AIM —
Reproduce the stretch of the listing from the line containing "sort-direction-label: Sort Direction*" through the line containing "gadget-menu-icon[interactable]: ··· <box>472", swapping "Ascending" for "Descending" and keeping everything else unchanged.

━━ STORED DATA ━━

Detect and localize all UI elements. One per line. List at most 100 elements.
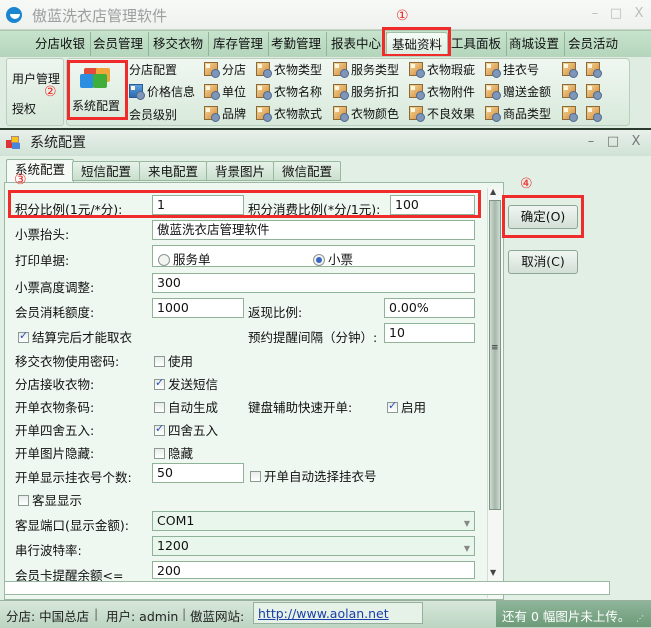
scroll-down-icon[interactable]: ▼ [490,568,496,577]
scroll-up-icon[interactable]: ▲ [490,187,496,196]
ribbon-bad-effect[interactable]: 不良效果 [409,103,475,125]
ribbon-clothes-color[interactable]: 衣物颜色 [333,103,399,125]
ribbon-price-info-label: 价格信息 [147,85,196,99]
label: 不良效果 [427,107,476,121]
price-info-icon [129,84,145,100]
config-icon[interactable] [586,84,602,100]
config-icon [409,62,425,78]
annotation-4: ④ [520,176,533,192]
dialog-title: 系统配置 [30,135,86,151]
member-quota-input[interactable]: 1000 [152,298,244,318]
config-icon [256,62,272,78]
radio-receipt[interactable]: 小票 [313,249,353,268]
ribbon-branch[interactable]: 分店 [204,59,246,81]
dropdown-arrow-icon: ▼ [463,544,470,553]
resize-grip-icon[interactable]: ⋰ [636,614,644,623]
menu-tab-activities[interactable]: 会员活动 [563,32,623,56]
barcode-checkbox[interactable]: 自动生成 [154,397,218,416]
menu-tab-reports[interactable]: 报表中心 [326,32,388,56]
ribbon-gift-amount[interactable]: 赠送金额 [485,81,551,103]
receipt-height-input[interactable]: 300 [152,273,475,293]
config-icon [256,84,272,100]
status-site-label: 傲蓝网站: [190,609,245,624]
cashback-input[interactable]: 0.00% [384,298,475,318]
branch-receive-label: 分店接收衣物: [15,377,95,392]
reminder-interval-input[interactable]: 10 [384,323,475,343]
scrollbar-thumb[interactable] [489,200,501,510]
ribbon-service-discount[interactable]: 服务折扣 [333,81,399,103]
tag-count-label: 开单显示挂衣号个数: [15,470,132,485]
branch-receive-checkbox[interactable]: 发送短信 [154,374,218,393]
ribbon-clothes-defect[interactable]: 衣物瑕疵 [409,59,475,81]
label: 客显显示 [32,493,83,508]
ribbon-authorize[interactable]: 授权 [12,100,36,117]
label: 启用 [401,400,427,415]
menu-tab-attendance[interactable]: 考勤管理 [266,32,328,56]
config-icon[interactable] [562,84,578,100]
ribbon-clothes-style[interactable]: 衣物款式 [256,103,322,125]
ribbon-brand[interactable]: 品牌 [204,103,246,125]
menu-tab-inventory[interactable]: 库存管理 [208,32,270,56]
dialog-maximize-button[interactable]: □ [604,134,622,149]
display-port-select[interactable]: COM1 ▼ [152,511,475,531]
ribbon-clothes-accessory[interactable]: 衣物附件 [409,81,475,103]
ribbon-clothes-type[interactable]: 衣物类型 [256,59,322,81]
label: 结算完后才能取衣 [32,330,133,345]
ribbon-unit[interactable]: 单位 [204,81,246,103]
highlight-box-3 [8,190,481,218]
config-icon[interactable] [562,106,578,122]
dialog-minimize-button[interactable]: – [582,134,600,149]
ribbon-product-type[interactable]: 商品类型 [485,103,551,125]
menu-tab-mall[interactable]: 商城设置 [504,32,566,56]
close-button[interactable]: X [630,6,648,21]
label: 分店 [222,63,247,77]
config-icon [485,62,501,78]
receipt-header-input[interactable]: 傲蓝洗衣店管理软件 [152,220,475,240]
upload-status-text: 还有 0 幅图片未上传。 [502,609,631,624]
ribbon-service-type[interactable]: 服务类型 [333,59,399,81]
menu-tab-member[interactable]: 会员管理 [88,32,150,56]
ribbon-branch-config[interactable]: 分店配置 [129,59,177,81]
ribbon-tag-number[interactable]: 挂衣号 [485,59,551,81]
transfer-password-checkbox[interactable]: 使用 [154,351,193,370]
status-site-link[interactable]: http://www.aolan.net [253,602,423,624]
config-icon[interactable] [562,62,578,78]
tab-background-image[interactable]: 背景图片 [206,161,275,181]
maximize-button[interactable]: □ [607,6,625,21]
hide-images-checkbox[interactable]: 隐藏 [154,443,193,462]
tab-sms-config[interactable]: 短信配置 [72,161,141,181]
cancel-button[interactable]: 取消(C) [508,250,578,274]
dropdown-arrow-icon: ▼ [463,519,470,528]
display-port-label: 客显端口(显示金额): [15,518,129,533]
card-balance-input[interactable]: 200 [152,561,475,579]
tab-call-config[interactable]: 来电配置 [139,161,208,181]
rounding-checkbox[interactable]: 四舍五入 [154,420,218,439]
tab-wechat-config[interactable]: 微信配置 [273,161,342,181]
menu-tab-branch-cashier[interactable]: 分店收银 [30,32,92,56]
label: 衣物颜色 [351,107,400,121]
customer-display-checkbox[interactable]: 客显显示 [18,490,82,509]
site-url[interactable]: http://www.aolan.net [258,606,389,621]
config-icon[interactable] [586,106,602,122]
minimize-button[interactable]: – [586,6,604,21]
label: 服务类型 [351,63,400,77]
ribbon-price-info[interactable]: 价格信息 [129,81,195,103]
keyboard-checkbox[interactable]: 启用 [387,397,426,416]
radio-service-order[interactable]: 服务单 [158,249,211,268]
tag-count-input[interactable]: 50 [152,463,244,483]
auto-tag-checkbox[interactable]: 开单自动选择挂衣号 [250,466,377,485]
receipt-height-label: 小票高度调整: [15,280,95,295]
settle-before-pickup-checkbox[interactable]: 结算完后才能取衣 [18,327,132,346]
status-separator: | [94,606,99,621]
menu-tab-tools[interactable]: 工具面板 [446,32,508,56]
config-icon [333,84,349,100]
dialog-close-button[interactable]: X [627,134,645,149]
menu-tab-transfer[interactable]: 移交衣物 [148,32,210,56]
config-icon [204,84,220,100]
status-user: 用户: admin [106,609,179,624]
config-icon[interactable] [586,62,602,78]
ribbon-clothes-name[interactable]: 衣物名称 [256,81,322,103]
label: 商品类型 [503,107,552,121]
ribbon-member-level[interactable]: 会员级别 [129,104,177,126]
baud-select[interactable]: 1200 ▼ [152,536,475,556]
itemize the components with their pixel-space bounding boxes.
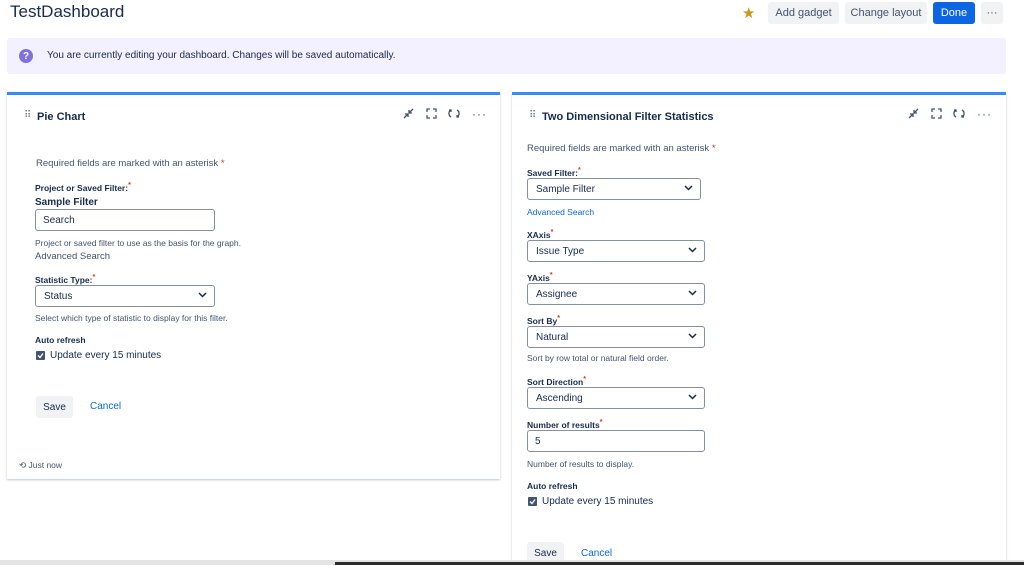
sort-direction-label: Sort Direction* <box>527 375 586 387</box>
drag-handle-icon[interactable]: ⠿ <box>529 110 536 121</box>
xaxis-select[interactable]: Issue Type <box>527 240 705 262</box>
advanced-search-link[interactable]: Advanced Search <box>527 207 594 217</box>
pie-chart-gadget: ⠿ Pie Chart ··· Required fields are mark… <box>7 92 500 479</box>
auto-refresh-label: Auto refresh <box>527 481 578 491</box>
sort-direction-select[interactable]: Ascending <box>527 387 705 409</box>
save-button[interactable]: Save <box>36 396 73 418</box>
maximize-icon[interactable] <box>931 108 942 122</box>
add-gadget-button[interactable]: Add gadget <box>768 2 839 24</box>
sort-by-label: Sort By* <box>527 314 560 326</box>
editing-banner: ? You are currently editing your dashboa… <box>7 38 1006 74</box>
gadget-menu-icon[interactable]: ··· <box>977 107 992 121</box>
banner-message: You are currently editing your dashboard… <box>47 50 396 61</box>
dashboard-title: TestDashboard <box>10 2 125 21</box>
gadget-title: Pie Chart <box>37 111 86 123</box>
required-note: Required fields are marked with an aster… <box>527 143 716 154</box>
sort-by-select[interactable]: Natural <box>527 326 705 348</box>
window-scrollbar[interactable] <box>0 560 1024 565</box>
refresh-icon[interactable] <box>953 108 965 122</box>
auto-refresh-text: Update every 15 minutes <box>50 350 162 361</box>
gadget-menu-icon[interactable]: ··· <box>472 107 487 121</box>
auto-refresh-checkbox[interactable] <box>528 497 537 506</box>
statistic-type-select[interactable]: Status <box>35 285 215 307</box>
cancel-link[interactable]: Cancel <box>90 401 121 412</box>
minimize-icon[interactable] <box>908 108 919 122</box>
xaxis-label: XAxis* <box>527 228 554 240</box>
saved-filter-select[interactable]: Sample Filter <box>527 178 701 200</box>
drag-handle-icon[interactable]: ⠿ <box>24 110 31 121</box>
yaxis-label: YAxis* <box>527 271 553 283</box>
minimize-icon[interactable] <box>403 108 414 122</box>
selected-filter-name: Sample Filter <box>35 197 98 208</box>
filter-search-input[interactable]: Search <box>35 209 215 231</box>
maximize-icon[interactable] <box>426 108 437 122</box>
number-of-results-label: Number of results* <box>527 418 603 430</box>
number-of-results-help: Number of results to display. <box>527 459 635 469</box>
auto-refresh-text: Update every 15 minutes <box>542 496 654 507</box>
sort-by-help: Sort by row total or natural field order… <box>527 353 669 363</box>
statistic-type-label: Statistic Type:* <box>35 273 96 285</box>
advanced-search-link[interactable]: Advanced Search <box>35 251 110 262</box>
info-icon: ? <box>19 49 33 63</box>
more-actions-button[interactable]: ··· <box>981 2 1003 24</box>
project-help-text: Project or saved filter to use as the ba… <box>35 238 241 248</box>
required-note: Required fields are marked with an aster… <box>36 158 225 169</box>
saved-filter-label: Saved Filter:* <box>527 166 581 178</box>
statistic-help-text: Select which type of statistic to displa… <box>35 313 228 323</box>
yaxis-select[interactable]: Assignee <box>527 283 705 305</box>
star-icon[interactable]: ★ <box>742 4 755 22</box>
cancel-link[interactable]: Cancel <box>581 548 612 559</box>
chevron-down-icon <box>198 292 207 298</box>
chevron-down-icon <box>684 185 693 191</box>
number-of-results-input[interactable]: 5 <box>527 430 705 452</box>
chevron-down-icon <box>688 247 697 253</box>
last-updated: ⟲ Just now <box>19 460 63 470</box>
chevron-down-icon <box>688 394 697 400</box>
chevron-down-icon <box>688 290 697 296</box>
gadget-title: Two Dimensional Filter Statistics <box>542 111 714 123</box>
two-dimensional-gadget: ⠿ Two Dimensional Filter Statistics ··· … <box>512 92 1006 564</box>
auto-refresh-label: Auto refresh <box>35 335 86 345</box>
dashboard-header: TestDashboard ★ Add gadget Change layout… <box>0 0 1024 28</box>
refresh-small-icon: ⟲ <box>19 460 27 470</box>
refresh-icon[interactable] <box>448 108 460 122</box>
auto-refresh-checkbox[interactable] <box>36 351 45 360</box>
change-layout-button[interactable]: Change layout <box>845 2 927 24</box>
done-button[interactable]: Done <box>933 2 975 24</box>
chevron-down-icon <box>688 333 697 339</box>
project-filter-label: Project or Saved Filter:* <box>35 181 131 193</box>
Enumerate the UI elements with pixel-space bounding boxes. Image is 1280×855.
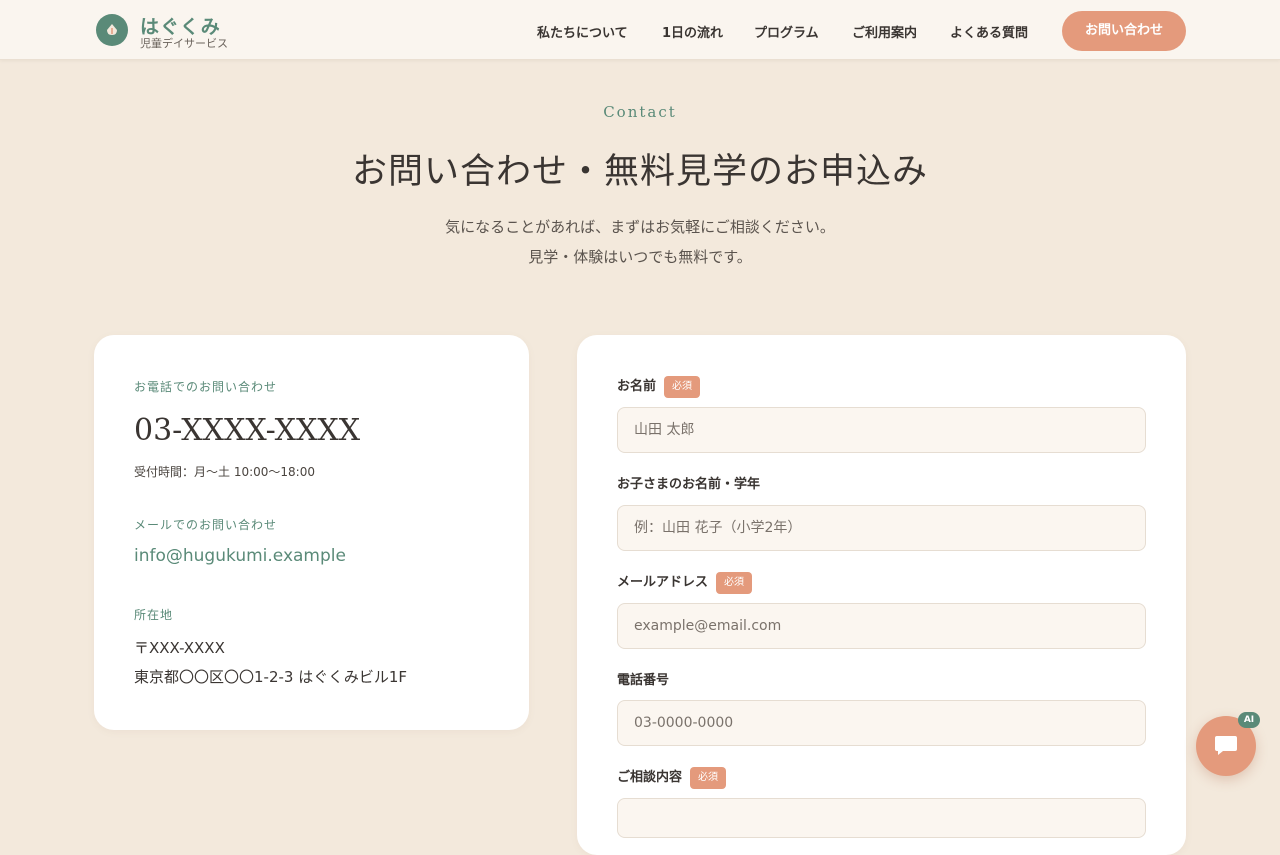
tel-input[interactable] — [617, 700, 1146, 746]
lead-text-1: 気になることがあれば、まずはお気軽にご相談ください。 — [445, 218, 835, 236]
nav-item-about[interactable]: 私たちについて — [537, 22, 628, 41]
inquiry-select[interactable] — [617, 798, 1146, 838]
phone-number[interactable]: 03-XXXX-XXXX — [134, 413, 360, 448]
child-label-text: お子さまのお名前・学年 — [617, 477, 761, 492]
child-input[interactable] — [617, 505, 1146, 551]
lead-text-2: 見学・体験はいつでも無料です。 — [528, 248, 752, 266]
section-eyebrow: Contact — [603, 103, 677, 121]
leaf-icon — [96, 14, 128, 46]
child-field-label: お子さまのお名前・学年 — [617, 474, 760, 496]
logo-subtitle: 児童デイサービス — [140, 37, 228, 50]
email-input[interactable] — [617, 603, 1146, 649]
tel-field-label: 電話番号 — [617, 670, 669, 692]
email-field-label: メールアドレス 必須 — [617, 572, 753, 594]
required-badge: 必須 — [716, 572, 753, 594]
postal-code: 〒XXX-XXXX — [134, 639, 225, 657]
inquiry-label-text: ご相談内容 — [617, 770, 683, 785]
email-link[interactable]: info@hugukumi.example — [134, 546, 346, 566]
tel-label-text: 電話番号 — [617, 673, 670, 688]
email-label-text: メールアドレス — [617, 575, 709, 590]
address: 東京都〇〇区〇〇1-2-3 はぐくみビル1F — [134, 668, 407, 686]
inquiry-field-label: ご相談内容 必須 — [617, 767, 727, 789]
business-hours: 受付時間：月〜土 10:00〜18:00 — [134, 465, 315, 479]
nav-item-guide[interactable]: ご利用案内 — [852, 22, 917, 41]
contact-form: お名前必須 お子さまのお名前・学年 メールアドレス必須 電話番号 ご相談内容必須 — [577, 335, 1186, 855]
email-label: メールでのお問い合わせ — [134, 518, 278, 532]
nav-item-program[interactable]: プログラム — [754, 22, 819, 41]
required-badge: 必須 — [664, 376, 701, 398]
phone-label: お電話でのお問い合わせ — [134, 380, 278, 394]
name-label-text: お名前 — [617, 379, 657, 394]
ai-badge: AI — [1238, 712, 1260, 728]
contact-info-card: お電話でのお問い合わせ 03-XXXX-XXXX 受付時間：月〜土 10:00〜… — [94, 335, 529, 730]
name-field-label: お名前 必須 — [617, 376, 701, 398]
address-label: 所在地 — [134, 608, 174, 622]
required-badge: 必須 — [690, 767, 727, 789]
chat-bubble-icon — [1215, 736, 1237, 755]
nav-item-schedule[interactable]: 1日の流れ — [662, 22, 723, 41]
contact-button[interactable]: お問い合わせ — [1062, 11, 1186, 51]
name-input[interactable] — [617, 407, 1146, 453]
site-header: はぐくみ 児童デイサービス 私たちについて 1日の流れ プログラム ご利用案内 … — [0, 0, 1280, 60]
nav-item-faq[interactable]: よくある質問 — [950, 22, 1028, 41]
page-title: お問い合わせ・無料見学のお申込み — [351, 152, 928, 192]
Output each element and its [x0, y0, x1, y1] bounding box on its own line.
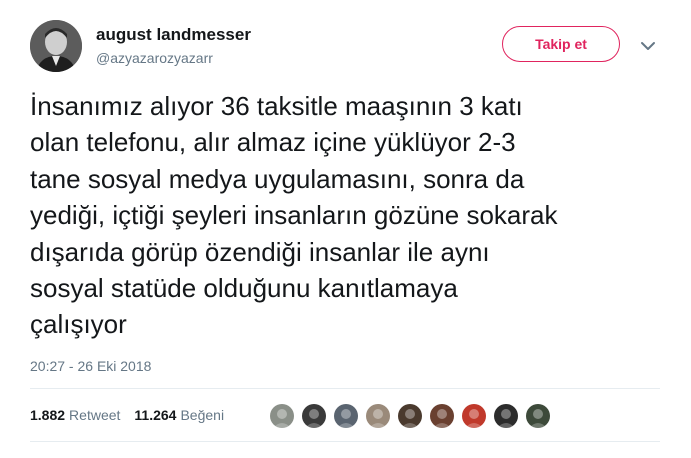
- liker-avatar[interactable]: [364, 402, 392, 430]
- like-count: 11.264: [134, 407, 177, 423]
- user-handle[interactable]: @azyazarozyazarr: [96, 50, 213, 66]
- chevron-down-icon[interactable]: [638, 36, 658, 56]
- like-stat[interactable]: 11.264 Beğeni: [134, 407, 224, 423]
- tweet-stats: 1.882 Retweet 11.264 Beğeni: [30, 407, 224, 423]
- liker-avatars: [268, 402, 556, 430]
- liker-avatar[interactable]: [524, 402, 552, 430]
- retweet-count: 1.882: [30, 407, 66, 423]
- tweet-timestamp[interactable]: 20:27 - 26 Eki 2018: [30, 358, 151, 374]
- retweet-stat[interactable]: 1.882 Retweet: [30, 407, 120, 423]
- display-name[interactable]: august landmesser: [96, 25, 251, 45]
- liker-avatar[interactable]: [268, 402, 296, 430]
- follow-button[interactable]: Takip et: [502, 26, 620, 62]
- liker-avatar[interactable]: [332, 402, 360, 430]
- tweet-text: İnsanımız alıyor 36 taksitle maaşının 3 …: [30, 91, 558, 340]
- liker-avatar[interactable]: [428, 402, 456, 430]
- liker-avatar[interactable]: [396, 402, 424, 430]
- divider: [30, 388, 660, 389]
- retweet-label: Retweet: [69, 407, 121, 423]
- avatar[interactable]: [30, 20, 82, 72]
- liker-avatar[interactable]: [460, 402, 488, 430]
- profile-photo-icon: [30, 20, 82, 72]
- liker-avatar[interactable]: [300, 402, 328, 430]
- liker-avatar[interactable]: [492, 402, 520, 430]
- divider: [30, 441, 660, 442]
- like-label: Beğeni: [180, 407, 225, 423]
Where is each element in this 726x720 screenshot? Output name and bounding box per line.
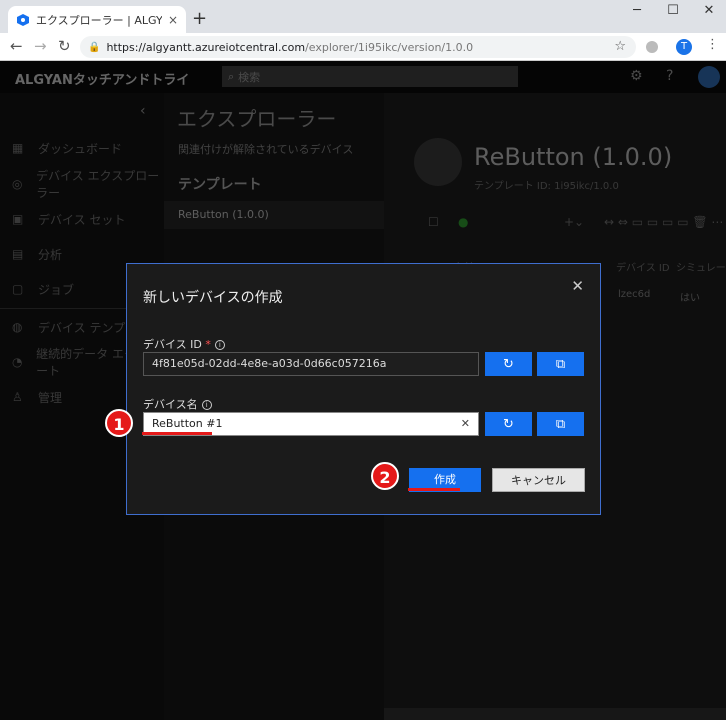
info-icon[interactable]: i bbox=[201, 400, 212, 410]
copy-name-button[interactable]: ⧉ bbox=[537, 412, 584, 436]
back-icon[interactable]: ← bbox=[10, 37, 23, 55]
annotation-underline-1 bbox=[142, 432, 212, 435]
iot-central-favicon-icon bbox=[17, 13, 29, 26]
new-tab-button[interactable]: + bbox=[192, 8, 207, 29]
device-name-value: ReButton #1 bbox=[152, 417, 223, 430]
browser-menu-icon[interactable]: ⋮ bbox=[706, 37, 719, 52]
browser-tab-strip: エクスプローラー | ALGYANタッチアンドト × + ─ ☐ ✕ bbox=[0, 0, 726, 33]
tab-close-icon[interactable]: × bbox=[168, 13, 178, 27]
reload-icon[interactable]: ↻ bbox=[58, 37, 71, 55]
close-window-icon[interactable]: ✕ bbox=[694, 3, 724, 18]
address-bar: ← → ↻ 🔒 https://algyantt.azureiotcentral… bbox=[0, 33, 726, 61]
profile-avatar[interactable]: T bbox=[676, 39, 692, 55]
regenerate-id-button[interactable]: ↻ bbox=[485, 352, 532, 376]
info-icon[interactable]: i bbox=[214, 340, 225, 350]
dialog-title: 新しいデバイスの作成 bbox=[143, 290, 283, 306]
url-host: https://algyantt.azureiotcentral.com bbox=[106, 40, 306, 54]
annotation-underline-2 bbox=[408, 488, 460, 491]
url-path: /explorer/1i95ikc/version/1.0.0 bbox=[305, 40, 474, 54]
refresh-icon: ↻ bbox=[503, 416, 514, 432]
create-device-dialog: 新しいデバイスの作成 ✕ デバイス ID * i 4f81e05d-02dd-4e… bbox=[126, 263, 601, 515]
step-badge-1: 1 bbox=[105, 409, 133, 437]
forward-icon[interactable]: → bbox=[34, 37, 47, 55]
clear-icon[interactable]: ✕ bbox=[461, 413, 470, 435]
device-id-label: デバイス ID * i bbox=[143, 336, 225, 352]
maximize-icon[interactable]: ☐ bbox=[658, 3, 688, 18]
lock-icon: 🔒 bbox=[88, 41, 101, 53]
copy-id-button[interactable]: ⧉ bbox=[537, 352, 584, 376]
required-mark: * bbox=[205, 338, 211, 351]
copy-icon: ⧉ bbox=[555, 416, 566, 432]
minimize-icon[interactable]: ─ bbox=[622, 3, 652, 18]
browser-tab[interactable]: エクスプローラー | ALGYANタッチアンドト × bbox=[8, 6, 186, 33]
close-icon[interactable]: ✕ bbox=[571, 277, 584, 295]
bookmark-star-icon[interactable]: ☆ bbox=[614, 39, 626, 54]
device-id-field[interactable]: 4f81e05d-02dd-4e8e-a03d-0d66c057216a bbox=[143, 352, 479, 376]
url-input[interactable]: 🔒 https://algyantt.azureiotcentral.com/e… bbox=[80, 36, 636, 58]
regenerate-name-button[interactable]: ↻ bbox=[485, 412, 532, 436]
step-badge-2: 2 bbox=[371, 462, 399, 490]
copy-icon: ⧉ bbox=[555, 356, 566, 372]
refresh-icon: ↻ bbox=[503, 356, 514, 372]
cancel-button[interactable]: キャンセル bbox=[492, 468, 585, 492]
device-name-label: デバイス名 i bbox=[143, 396, 212, 412]
tab-title: エクスプローラー | ALGYANタッチアンドト bbox=[36, 13, 162, 27]
extension-icon[interactable] bbox=[646, 41, 658, 53]
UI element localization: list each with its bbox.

━━━

RESULT FOR THIS EXERCISE —
sort-direction-label: Sort Direction* <box>527 375 586 387</box>
drag-handle-icon[interactable]: ⠿ <box>529 110 536 121</box>
xaxis-select[interactable]: Issue Type <box>527 240 705 262</box>
advanced-search-link[interactable]: Advanced Search <box>527 207 594 217</box>
pie-chart-gadget: ⠿ Pie Chart ··· Required fields are mark… <box>7 92 500 479</box>
auto-refresh-label: Auto refresh <box>527 481 578 491</box>
sort-direction-select[interactable]: Descending <box>527 387 705 409</box>
save-button[interactable]: Save <box>36 396 73 418</box>
maximize-icon[interactable] <box>931 108 942 122</box>
add-gadget-button[interactable]: Add gadget <box>768 2 839 24</box>
sort-by-label: Sort By* <box>527 314 560 326</box>
editing-banner: ? You are currently editing your dashboa… <box>7 38 1006 74</box>
gadget-menu-icon[interactable]: ··· <box>977 107 992 121</box>
banner-message: You are currently editing your dashboard… <box>47 50 396 61</box>
dashboard-title: TestDashboard <box>10 2 125 21</box>
gadget-title: Pie Chart <box>37 111 86 123</box>
required-note: Required fields are marked with an aster… <box>527 143 716 154</box>
sort-by-select[interactable]: Natural <box>527 326 705 348</box>
window-scrollbar[interactable] <box>0 560 1024 565</box>
refresh-icon[interactable] <box>953 108 965 122</box>
auto-refresh-text: Update every 15 minutes <box>50 350 162 361</box>
gadget-menu-icon[interactable]: ··· <box>472 107 487 121</box>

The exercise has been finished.